= SET PROBLEM =
Find the lines of data that contain the string "Республики", then list them.

= SOURCE MATERIAL =
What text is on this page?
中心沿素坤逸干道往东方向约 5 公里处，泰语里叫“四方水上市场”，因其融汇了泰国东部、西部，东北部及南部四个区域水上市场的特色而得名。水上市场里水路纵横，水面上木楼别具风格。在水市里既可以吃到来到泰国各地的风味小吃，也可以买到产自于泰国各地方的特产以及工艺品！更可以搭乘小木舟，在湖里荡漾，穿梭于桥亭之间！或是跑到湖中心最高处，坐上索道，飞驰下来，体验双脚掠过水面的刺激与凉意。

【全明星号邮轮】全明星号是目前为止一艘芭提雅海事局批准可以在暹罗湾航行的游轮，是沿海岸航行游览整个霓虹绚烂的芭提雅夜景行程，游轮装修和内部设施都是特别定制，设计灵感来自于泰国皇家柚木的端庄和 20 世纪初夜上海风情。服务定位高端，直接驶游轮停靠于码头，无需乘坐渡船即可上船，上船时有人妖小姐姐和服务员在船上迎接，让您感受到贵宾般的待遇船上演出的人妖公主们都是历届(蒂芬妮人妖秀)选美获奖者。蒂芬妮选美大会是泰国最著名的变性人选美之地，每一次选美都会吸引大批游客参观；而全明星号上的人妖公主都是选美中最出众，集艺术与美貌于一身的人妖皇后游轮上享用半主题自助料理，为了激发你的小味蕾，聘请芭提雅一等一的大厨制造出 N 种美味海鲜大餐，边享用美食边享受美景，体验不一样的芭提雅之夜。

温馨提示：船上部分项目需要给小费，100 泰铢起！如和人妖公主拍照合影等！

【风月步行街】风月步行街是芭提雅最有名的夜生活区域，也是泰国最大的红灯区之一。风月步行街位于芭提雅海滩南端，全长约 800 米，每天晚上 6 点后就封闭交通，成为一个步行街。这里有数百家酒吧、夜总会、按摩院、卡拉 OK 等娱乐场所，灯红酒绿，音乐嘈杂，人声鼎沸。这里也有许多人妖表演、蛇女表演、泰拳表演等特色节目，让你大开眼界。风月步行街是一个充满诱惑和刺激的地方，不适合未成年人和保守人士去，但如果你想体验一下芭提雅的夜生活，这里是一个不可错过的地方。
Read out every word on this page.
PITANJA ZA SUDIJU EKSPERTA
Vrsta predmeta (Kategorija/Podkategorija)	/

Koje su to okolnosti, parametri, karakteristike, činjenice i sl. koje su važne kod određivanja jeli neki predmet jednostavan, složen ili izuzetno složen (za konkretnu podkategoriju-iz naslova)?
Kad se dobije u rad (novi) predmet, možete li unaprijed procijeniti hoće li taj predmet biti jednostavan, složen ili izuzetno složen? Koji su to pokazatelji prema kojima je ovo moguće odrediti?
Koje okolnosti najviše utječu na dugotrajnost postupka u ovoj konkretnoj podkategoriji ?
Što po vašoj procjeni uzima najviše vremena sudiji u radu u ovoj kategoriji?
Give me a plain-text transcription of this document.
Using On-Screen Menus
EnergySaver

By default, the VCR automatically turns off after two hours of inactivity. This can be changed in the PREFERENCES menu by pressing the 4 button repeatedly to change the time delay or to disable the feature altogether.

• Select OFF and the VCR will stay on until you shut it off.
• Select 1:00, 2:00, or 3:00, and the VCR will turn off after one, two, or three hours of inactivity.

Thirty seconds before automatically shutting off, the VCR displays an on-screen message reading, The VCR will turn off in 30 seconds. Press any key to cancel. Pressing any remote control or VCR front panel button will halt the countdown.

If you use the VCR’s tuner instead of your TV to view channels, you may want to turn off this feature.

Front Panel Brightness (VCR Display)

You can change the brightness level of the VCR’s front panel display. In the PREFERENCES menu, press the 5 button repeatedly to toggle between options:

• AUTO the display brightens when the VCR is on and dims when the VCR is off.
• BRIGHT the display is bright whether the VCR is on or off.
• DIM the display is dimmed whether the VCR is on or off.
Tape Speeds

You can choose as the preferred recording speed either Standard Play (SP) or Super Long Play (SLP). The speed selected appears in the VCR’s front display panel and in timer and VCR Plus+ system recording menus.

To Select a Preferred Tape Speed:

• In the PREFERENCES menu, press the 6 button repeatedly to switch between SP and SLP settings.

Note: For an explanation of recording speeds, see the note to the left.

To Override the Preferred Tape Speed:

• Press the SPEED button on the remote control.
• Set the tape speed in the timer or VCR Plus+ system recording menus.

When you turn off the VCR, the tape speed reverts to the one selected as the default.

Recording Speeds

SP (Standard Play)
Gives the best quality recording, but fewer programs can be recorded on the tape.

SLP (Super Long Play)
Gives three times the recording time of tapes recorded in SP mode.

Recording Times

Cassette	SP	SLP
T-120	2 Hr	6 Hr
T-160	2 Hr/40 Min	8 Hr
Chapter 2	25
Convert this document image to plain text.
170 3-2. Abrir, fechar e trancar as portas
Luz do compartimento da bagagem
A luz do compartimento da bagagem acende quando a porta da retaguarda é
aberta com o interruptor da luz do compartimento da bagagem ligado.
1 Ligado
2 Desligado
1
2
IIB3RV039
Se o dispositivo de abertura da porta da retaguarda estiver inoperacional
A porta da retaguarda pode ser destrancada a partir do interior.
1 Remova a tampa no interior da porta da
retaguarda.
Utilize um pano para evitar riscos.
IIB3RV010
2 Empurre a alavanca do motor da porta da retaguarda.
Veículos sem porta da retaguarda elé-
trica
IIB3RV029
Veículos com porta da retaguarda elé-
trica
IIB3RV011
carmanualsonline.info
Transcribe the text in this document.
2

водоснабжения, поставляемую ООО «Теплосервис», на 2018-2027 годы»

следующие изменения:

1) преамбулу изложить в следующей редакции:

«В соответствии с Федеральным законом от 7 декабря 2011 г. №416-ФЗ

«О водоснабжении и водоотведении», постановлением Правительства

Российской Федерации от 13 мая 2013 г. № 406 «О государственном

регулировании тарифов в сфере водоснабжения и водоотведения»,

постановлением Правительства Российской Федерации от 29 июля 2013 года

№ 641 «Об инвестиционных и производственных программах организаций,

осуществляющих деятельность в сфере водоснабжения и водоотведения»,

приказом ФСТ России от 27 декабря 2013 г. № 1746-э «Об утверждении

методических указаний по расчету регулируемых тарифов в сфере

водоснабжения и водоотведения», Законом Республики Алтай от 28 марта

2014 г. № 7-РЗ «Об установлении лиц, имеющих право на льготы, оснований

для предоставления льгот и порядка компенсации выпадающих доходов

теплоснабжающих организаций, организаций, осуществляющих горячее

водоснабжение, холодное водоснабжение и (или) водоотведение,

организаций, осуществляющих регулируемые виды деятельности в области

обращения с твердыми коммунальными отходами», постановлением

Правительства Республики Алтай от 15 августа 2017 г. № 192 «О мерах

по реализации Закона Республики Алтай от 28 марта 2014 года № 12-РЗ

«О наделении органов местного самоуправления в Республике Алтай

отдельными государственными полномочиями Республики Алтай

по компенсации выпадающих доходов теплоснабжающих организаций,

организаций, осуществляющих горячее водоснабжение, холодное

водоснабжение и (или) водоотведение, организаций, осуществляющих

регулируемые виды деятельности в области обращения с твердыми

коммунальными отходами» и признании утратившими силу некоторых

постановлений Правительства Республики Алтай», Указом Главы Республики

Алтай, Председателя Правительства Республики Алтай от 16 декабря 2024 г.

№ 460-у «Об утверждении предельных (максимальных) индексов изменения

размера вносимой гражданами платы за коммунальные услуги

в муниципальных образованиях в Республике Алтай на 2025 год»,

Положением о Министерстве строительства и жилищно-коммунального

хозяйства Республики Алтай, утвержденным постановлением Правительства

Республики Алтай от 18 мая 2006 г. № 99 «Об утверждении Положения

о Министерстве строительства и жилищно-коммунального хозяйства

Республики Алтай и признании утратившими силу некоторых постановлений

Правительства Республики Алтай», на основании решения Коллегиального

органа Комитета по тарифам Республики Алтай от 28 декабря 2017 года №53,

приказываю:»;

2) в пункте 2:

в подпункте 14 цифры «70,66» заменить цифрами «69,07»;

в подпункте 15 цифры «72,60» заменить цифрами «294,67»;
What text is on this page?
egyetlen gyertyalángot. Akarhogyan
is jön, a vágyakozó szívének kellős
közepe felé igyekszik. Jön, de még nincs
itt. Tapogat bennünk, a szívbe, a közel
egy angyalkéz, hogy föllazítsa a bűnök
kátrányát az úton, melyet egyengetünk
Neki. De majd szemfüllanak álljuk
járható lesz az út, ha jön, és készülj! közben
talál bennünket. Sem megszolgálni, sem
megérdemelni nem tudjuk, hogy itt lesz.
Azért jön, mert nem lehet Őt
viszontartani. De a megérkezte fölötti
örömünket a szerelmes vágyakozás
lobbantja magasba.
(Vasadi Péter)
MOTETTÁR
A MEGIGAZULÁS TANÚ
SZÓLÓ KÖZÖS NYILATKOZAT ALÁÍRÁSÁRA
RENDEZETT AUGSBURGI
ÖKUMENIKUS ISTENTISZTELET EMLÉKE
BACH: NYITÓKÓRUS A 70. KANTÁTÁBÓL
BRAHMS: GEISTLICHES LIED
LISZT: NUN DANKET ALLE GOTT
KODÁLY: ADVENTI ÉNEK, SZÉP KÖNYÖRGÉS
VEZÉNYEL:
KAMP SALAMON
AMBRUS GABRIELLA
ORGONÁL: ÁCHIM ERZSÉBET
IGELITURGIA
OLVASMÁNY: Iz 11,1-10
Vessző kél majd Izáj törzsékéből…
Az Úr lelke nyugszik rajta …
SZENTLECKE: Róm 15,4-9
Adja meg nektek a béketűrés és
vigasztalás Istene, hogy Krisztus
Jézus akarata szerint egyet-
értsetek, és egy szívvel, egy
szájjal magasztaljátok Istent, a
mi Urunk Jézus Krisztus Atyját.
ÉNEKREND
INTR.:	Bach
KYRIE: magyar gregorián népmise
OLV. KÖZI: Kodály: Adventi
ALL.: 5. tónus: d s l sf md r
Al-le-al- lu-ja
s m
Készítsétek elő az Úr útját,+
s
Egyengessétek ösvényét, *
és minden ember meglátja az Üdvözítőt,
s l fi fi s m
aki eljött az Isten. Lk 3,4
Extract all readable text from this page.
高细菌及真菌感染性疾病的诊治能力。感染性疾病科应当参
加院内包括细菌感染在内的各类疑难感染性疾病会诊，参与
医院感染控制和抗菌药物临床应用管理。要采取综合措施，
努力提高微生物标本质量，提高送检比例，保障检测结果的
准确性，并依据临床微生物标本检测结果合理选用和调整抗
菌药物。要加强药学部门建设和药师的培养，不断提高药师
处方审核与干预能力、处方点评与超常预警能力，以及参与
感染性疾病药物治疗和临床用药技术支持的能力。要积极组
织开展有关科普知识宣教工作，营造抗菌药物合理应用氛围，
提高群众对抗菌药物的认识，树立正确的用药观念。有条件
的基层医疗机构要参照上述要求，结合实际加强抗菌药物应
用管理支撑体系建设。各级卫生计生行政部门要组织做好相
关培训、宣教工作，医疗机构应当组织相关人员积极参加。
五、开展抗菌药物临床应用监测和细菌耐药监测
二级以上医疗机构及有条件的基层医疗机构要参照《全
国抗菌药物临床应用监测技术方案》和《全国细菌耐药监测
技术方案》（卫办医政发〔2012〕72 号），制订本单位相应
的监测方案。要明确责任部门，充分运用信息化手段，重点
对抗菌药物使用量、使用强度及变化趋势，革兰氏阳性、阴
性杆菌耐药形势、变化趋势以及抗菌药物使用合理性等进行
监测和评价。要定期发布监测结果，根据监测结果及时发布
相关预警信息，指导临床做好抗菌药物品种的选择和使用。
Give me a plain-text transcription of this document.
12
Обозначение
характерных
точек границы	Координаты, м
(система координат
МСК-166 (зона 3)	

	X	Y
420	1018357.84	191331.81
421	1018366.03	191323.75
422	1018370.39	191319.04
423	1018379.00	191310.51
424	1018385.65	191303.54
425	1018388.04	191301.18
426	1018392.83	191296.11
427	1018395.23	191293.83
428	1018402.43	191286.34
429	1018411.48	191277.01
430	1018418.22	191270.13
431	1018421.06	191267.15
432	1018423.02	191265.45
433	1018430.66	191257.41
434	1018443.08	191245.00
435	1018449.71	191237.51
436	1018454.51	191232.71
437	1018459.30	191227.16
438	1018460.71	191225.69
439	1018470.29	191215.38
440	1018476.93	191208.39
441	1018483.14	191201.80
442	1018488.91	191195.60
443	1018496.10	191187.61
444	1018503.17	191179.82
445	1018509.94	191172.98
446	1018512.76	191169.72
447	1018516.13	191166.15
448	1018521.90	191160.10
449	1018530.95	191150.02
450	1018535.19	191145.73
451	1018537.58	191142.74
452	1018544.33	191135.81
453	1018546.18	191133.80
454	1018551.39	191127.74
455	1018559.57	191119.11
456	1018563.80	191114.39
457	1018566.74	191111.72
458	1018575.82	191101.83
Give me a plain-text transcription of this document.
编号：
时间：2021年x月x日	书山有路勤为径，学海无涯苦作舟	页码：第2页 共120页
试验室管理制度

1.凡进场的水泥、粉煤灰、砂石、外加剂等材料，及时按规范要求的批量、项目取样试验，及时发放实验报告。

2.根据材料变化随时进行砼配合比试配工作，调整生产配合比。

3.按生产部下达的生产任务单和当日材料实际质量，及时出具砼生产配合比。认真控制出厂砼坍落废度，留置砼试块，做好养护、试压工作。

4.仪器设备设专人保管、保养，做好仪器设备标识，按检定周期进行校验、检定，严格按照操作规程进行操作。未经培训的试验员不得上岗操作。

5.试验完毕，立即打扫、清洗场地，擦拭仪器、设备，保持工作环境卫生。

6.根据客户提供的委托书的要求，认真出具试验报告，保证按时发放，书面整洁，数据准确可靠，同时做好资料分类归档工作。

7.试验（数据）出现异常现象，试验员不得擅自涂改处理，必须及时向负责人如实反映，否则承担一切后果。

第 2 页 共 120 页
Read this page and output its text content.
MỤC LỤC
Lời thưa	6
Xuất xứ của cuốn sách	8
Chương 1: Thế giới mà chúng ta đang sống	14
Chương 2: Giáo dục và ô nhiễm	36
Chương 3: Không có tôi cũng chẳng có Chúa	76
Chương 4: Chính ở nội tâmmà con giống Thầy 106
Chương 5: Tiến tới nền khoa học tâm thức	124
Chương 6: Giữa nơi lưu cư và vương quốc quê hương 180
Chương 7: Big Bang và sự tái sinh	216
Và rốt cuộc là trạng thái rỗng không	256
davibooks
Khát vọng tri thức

= TASK OUTPUT =
водоснабжения и водоотведения», Законом Республики Алтай от 28 марта
Правительства Республики Алтай от 15 августа 2017 г. № 192 «О мерах
по реализации Закона Республики Алтай от 28 марта 2014 года № 12-РЗ
отдельными государственными полномочиями Республики Алтай
постановлений Правительства Республики Алтай», Указом Главы Республики
Алтай, Председателя Правительства Республики Алтай от 16 декабря 2024 г.
хозяйства Республики Алтай, утвержденным постановлением Правительства
Республики Алтай от 18 мая 2006 г. № 99 «Об утверждении Положения
Республики Алтай и признании утратившими силу некоторых постановлений
Правительства Республики Алтай», на основании решения Коллегиального
органа Комитета по тарифам Республики Алтай от 28 декабря 2017 года №53,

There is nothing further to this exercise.